* Start *

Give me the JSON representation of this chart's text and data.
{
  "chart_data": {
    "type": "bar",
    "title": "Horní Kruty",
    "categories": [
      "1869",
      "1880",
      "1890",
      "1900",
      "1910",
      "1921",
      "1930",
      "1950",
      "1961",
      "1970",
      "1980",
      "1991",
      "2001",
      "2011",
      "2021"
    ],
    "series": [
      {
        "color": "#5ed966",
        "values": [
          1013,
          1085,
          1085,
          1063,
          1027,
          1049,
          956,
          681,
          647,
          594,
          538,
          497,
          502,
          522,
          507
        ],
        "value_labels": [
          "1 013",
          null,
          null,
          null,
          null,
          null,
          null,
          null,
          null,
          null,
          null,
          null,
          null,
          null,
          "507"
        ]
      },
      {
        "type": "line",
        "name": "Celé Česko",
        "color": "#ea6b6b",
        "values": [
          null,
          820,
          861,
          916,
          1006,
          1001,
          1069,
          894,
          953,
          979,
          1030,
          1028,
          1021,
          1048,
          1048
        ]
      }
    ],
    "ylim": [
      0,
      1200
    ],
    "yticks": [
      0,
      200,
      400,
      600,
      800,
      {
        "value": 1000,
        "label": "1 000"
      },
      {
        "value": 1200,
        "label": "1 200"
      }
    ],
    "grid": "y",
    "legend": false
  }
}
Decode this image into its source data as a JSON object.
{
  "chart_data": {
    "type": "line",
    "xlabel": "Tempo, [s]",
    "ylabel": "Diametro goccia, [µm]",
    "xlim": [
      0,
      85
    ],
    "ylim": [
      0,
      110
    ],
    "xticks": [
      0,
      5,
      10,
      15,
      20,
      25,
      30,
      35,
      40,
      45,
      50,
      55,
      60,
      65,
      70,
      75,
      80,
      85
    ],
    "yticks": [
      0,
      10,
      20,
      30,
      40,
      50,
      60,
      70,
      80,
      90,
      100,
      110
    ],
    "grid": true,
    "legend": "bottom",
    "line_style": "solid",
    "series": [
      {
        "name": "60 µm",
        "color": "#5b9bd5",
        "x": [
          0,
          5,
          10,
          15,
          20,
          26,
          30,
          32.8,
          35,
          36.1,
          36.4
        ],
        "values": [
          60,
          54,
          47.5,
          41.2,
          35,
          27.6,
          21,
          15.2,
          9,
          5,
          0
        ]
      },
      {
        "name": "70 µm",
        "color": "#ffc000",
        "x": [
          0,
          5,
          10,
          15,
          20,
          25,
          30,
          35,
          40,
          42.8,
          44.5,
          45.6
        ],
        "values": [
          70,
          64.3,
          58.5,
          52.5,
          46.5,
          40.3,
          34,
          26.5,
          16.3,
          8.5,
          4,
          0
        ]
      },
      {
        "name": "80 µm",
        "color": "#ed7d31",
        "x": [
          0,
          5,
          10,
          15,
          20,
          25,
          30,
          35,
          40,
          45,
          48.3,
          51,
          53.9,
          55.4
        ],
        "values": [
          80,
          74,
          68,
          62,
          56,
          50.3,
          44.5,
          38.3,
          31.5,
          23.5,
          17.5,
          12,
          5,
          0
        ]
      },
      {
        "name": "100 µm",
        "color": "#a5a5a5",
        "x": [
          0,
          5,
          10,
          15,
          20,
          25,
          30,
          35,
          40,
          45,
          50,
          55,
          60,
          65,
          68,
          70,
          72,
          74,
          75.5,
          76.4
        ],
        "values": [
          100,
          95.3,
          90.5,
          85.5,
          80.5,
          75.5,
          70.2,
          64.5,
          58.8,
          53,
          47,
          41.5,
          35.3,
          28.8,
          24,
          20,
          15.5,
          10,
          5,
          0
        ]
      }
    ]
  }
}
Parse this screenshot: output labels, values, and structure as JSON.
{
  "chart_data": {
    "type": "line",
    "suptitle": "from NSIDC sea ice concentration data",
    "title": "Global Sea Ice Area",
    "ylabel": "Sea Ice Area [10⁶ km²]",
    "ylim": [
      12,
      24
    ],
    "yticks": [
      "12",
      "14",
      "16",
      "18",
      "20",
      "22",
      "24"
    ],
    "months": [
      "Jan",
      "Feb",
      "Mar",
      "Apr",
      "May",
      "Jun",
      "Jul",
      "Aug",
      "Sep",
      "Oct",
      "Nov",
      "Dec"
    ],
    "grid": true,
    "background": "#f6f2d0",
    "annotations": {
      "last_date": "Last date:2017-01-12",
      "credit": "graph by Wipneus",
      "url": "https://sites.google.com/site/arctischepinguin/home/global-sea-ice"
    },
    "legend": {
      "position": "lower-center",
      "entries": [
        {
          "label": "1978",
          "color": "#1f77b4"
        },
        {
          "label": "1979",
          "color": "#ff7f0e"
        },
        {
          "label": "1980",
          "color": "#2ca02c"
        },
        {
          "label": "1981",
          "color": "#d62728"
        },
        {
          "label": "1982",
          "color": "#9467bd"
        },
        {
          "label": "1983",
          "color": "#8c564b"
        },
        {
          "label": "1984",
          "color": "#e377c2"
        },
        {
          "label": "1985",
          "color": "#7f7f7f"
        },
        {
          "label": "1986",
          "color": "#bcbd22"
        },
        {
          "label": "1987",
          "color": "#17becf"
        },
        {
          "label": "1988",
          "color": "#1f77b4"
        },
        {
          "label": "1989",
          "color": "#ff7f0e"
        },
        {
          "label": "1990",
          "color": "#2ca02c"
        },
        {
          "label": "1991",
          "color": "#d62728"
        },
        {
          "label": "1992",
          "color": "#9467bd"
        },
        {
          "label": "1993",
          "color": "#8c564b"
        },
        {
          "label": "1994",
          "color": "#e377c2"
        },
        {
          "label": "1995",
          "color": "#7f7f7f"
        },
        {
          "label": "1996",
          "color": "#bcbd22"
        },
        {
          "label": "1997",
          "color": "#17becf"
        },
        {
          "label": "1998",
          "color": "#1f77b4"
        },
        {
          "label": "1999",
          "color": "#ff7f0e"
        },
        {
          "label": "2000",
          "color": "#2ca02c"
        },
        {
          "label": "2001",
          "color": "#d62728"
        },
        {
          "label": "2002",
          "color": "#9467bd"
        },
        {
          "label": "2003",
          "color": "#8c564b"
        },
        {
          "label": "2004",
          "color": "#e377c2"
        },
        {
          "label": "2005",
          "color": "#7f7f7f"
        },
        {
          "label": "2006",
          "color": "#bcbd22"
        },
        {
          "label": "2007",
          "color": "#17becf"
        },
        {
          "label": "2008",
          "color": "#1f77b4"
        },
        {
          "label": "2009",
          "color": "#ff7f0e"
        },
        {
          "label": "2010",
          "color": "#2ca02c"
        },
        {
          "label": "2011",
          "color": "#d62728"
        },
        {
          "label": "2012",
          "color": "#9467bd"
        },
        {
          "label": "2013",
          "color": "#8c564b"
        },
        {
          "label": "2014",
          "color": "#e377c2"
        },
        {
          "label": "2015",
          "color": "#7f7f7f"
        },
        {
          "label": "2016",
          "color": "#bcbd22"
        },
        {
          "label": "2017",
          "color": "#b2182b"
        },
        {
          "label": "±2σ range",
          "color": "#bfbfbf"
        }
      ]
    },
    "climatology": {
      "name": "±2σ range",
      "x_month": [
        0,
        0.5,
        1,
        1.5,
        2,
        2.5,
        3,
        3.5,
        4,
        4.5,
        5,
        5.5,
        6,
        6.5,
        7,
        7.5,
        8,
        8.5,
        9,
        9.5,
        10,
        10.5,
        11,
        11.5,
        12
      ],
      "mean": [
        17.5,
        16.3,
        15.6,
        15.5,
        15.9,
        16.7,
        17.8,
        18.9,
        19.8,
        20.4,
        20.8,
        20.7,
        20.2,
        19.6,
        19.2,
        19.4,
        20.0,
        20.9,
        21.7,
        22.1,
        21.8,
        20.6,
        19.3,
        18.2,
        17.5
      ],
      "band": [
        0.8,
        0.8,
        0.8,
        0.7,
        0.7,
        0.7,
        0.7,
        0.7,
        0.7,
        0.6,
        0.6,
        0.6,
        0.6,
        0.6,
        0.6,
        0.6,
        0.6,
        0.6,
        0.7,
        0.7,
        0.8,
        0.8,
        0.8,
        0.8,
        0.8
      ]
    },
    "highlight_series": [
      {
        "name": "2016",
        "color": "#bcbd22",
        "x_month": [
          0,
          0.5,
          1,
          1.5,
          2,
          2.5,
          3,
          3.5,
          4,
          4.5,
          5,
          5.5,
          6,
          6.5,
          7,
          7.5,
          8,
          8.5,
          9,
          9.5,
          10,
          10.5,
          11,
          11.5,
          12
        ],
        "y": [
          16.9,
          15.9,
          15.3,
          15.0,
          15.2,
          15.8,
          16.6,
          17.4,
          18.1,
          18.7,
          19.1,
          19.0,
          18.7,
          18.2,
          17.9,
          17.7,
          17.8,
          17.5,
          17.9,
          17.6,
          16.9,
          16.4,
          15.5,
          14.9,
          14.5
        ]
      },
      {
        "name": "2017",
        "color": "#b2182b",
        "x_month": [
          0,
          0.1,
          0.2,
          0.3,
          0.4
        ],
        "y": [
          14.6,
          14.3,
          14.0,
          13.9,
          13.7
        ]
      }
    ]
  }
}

* End *

# [Exercise]
Locate the word "this" in the data above. Copy every line carrying it.

# [Result]
Give me the JSON representation of this chart's text and data.
Decode this image into its source data as a JSON object.
Parse this screenshot: output labels, values, and structure as JSON.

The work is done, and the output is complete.